## PROBLEM
Search the entries for the word "JSON" and pull out each line that has it.

○ ○ ○ ○

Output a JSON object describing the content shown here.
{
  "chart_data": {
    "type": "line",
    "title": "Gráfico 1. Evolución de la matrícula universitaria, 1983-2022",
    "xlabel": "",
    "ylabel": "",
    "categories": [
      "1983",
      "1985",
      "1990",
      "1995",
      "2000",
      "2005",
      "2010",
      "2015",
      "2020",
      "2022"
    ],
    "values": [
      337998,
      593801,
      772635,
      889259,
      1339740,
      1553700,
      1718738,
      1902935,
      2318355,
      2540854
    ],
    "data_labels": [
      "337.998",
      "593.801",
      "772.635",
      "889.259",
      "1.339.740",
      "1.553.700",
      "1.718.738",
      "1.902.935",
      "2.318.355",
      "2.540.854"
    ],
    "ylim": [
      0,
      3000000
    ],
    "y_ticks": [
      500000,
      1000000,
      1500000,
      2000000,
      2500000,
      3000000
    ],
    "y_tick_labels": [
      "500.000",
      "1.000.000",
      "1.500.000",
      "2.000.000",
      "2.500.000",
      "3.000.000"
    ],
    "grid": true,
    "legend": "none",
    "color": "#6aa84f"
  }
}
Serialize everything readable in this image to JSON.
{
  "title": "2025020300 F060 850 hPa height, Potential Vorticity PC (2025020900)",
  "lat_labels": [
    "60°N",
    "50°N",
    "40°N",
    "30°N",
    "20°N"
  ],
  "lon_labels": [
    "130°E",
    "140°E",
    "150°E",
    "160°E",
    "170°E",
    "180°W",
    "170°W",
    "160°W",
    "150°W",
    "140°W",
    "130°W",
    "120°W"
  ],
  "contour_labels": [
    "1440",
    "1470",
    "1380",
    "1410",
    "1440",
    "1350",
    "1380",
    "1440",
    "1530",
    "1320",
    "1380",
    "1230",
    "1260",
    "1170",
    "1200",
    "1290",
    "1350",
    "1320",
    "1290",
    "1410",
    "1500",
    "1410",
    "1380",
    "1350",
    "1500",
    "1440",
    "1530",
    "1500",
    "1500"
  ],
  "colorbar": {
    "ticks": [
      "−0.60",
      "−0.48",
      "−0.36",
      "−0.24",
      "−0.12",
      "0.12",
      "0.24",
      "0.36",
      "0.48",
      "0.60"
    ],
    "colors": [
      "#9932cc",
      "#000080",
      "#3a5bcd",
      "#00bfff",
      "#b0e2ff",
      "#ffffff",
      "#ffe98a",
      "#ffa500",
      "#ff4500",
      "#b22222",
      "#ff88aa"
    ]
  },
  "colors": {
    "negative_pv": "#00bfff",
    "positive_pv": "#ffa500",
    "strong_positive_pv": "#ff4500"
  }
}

○ ○ ○ ○

## COMPLETE RESPONSE
Output a JSON object describing the content shown here.
Serialize everything readable in this image to JSON.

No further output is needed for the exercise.